◆ **TASK STATEMENT**:
Write out the whole listing again, exactly as given.

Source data
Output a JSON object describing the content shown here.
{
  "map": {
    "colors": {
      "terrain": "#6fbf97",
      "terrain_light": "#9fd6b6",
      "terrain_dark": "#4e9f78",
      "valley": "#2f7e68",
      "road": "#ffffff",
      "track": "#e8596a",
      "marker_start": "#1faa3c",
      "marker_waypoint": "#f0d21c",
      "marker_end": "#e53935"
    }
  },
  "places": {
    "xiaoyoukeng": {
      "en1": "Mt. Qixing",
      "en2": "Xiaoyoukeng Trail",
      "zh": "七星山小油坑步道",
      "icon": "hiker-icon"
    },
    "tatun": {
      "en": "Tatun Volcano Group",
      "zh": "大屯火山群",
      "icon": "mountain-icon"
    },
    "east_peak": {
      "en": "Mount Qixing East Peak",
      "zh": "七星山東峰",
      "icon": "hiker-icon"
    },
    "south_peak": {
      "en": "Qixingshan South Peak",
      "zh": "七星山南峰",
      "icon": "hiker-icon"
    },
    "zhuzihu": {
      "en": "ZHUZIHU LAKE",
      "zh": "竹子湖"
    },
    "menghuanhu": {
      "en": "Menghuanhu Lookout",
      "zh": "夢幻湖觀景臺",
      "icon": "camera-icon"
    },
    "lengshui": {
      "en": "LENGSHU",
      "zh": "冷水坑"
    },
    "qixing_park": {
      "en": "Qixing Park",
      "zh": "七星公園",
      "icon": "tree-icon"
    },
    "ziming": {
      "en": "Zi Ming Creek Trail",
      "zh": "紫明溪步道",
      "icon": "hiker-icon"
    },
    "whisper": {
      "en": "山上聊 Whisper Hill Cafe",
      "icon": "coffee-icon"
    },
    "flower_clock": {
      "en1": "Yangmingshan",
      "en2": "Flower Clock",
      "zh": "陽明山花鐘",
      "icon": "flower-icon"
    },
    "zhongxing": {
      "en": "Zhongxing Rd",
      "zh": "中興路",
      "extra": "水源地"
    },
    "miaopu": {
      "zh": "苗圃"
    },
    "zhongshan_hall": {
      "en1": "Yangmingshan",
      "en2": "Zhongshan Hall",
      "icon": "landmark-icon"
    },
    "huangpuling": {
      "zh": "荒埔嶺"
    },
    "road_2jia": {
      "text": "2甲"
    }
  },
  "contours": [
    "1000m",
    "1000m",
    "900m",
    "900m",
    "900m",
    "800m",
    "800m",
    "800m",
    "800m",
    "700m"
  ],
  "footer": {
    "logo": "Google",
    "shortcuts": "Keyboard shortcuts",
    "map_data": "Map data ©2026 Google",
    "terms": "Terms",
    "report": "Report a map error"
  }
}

◆ **RESPONSE BELOW**:
Output a JSON object describing the content shown here.
{
  "map": {
    "colors": {
      "terrain": "#6fbf97",
      "terrain_light": "#9fd6b6",
      "terrain_dark": "#4e9f78",
      "valley": "#2f7e68",
      "road": "#ffffff",
      "track": "#e8596a",
      "marker_start": "#1faa3c",
      "marker_waypoint": "#f0d21c",
      "marker_end": "#e53935"
    }
  },
  "places": {
    "xiaoyoukeng": {
      "en1": "Mt. Qixing",
      "en2": "Xiaoyoukeng Trail",
      "zh": "七星山小油坑步道",
      "icon": "hiker-icon"
    },
    "tatun": {
      "en": "Tatun Volcano Group",
      "zh": "大屯火山群",
      "icon": "mountain-icon"
    },
    "east_peak": {
      "en": "Mount Qixing East Peak",
      "zh": "七星山東峰",
      "icon": "hiker-icon"
    },
    "south_peak": {
      "en": "Qixingshan South Peak",
      "zh": "七星山南峰",
      "icon": "hiker-icon"
    },
    "zhuzihu": {
      "en": "ZHUZIHU LAKE",
      "zh": "竹子湖"
    },
    "menghuanhu": {
      "en": "Menghuanhu Lookout",
      "zh": "夢幻湖觀景臺",
      "icon": "camera-icon"
    },
    "lengshui": {
      "en": "LENGSHU",
      "zh": "冷水坑"
    },
    "qixing_park": {
      "en": "Qixing Park",
      "zh": "七星公園",
      "icon": "tree-icon"
    },
    "ziming": {
      "en": "Zi Ming Creek Trail",
      "zh": "紫明溪步道",
      "icon": "hiker-icon"
    },
    "whisper": {
      "en": "山上聊 Whisper Hill Cafe",
      "icon": "coffee-icon"
    },
    "flower_clock": {
      "en1": "Yangmingshan",
      "en2": "Flower Clock",
      "zh": "陽明山花鐘",
      "icon": "flower-icon"
    },
    "zhongxing": {
      "en": "Zhongxing Rd",
      "zh": "中興路",
      "extra": "水源地"
    },
    "miaopu": {
      "zh": "苗圃"
    },
    "zhongshan_hall": {
      "en1": "Yangmingshan",
      "en2": "Zhongshan Hall",
      "icon": "landmark-icon"
    },
    "huangpuling": {
      "zh": "荒埔嶺"
    },
    "road_2jia": {
      "text": "2甲"
    }
  },
  "contours": [
    "1000m",
    "1000m",
    "900m",
    "900m",
    "900m",
    "800m",
    "800m",
    "800m",
    "800m",
    "700m"
  ],
  "footer": {
    "logo": "Google",
    "shortcuts": "Keyboard shortcuts",
    "map_data": "Map data ©2026 Google",
    "terms": "Terms",
    "report": "Report a map error"
  }
}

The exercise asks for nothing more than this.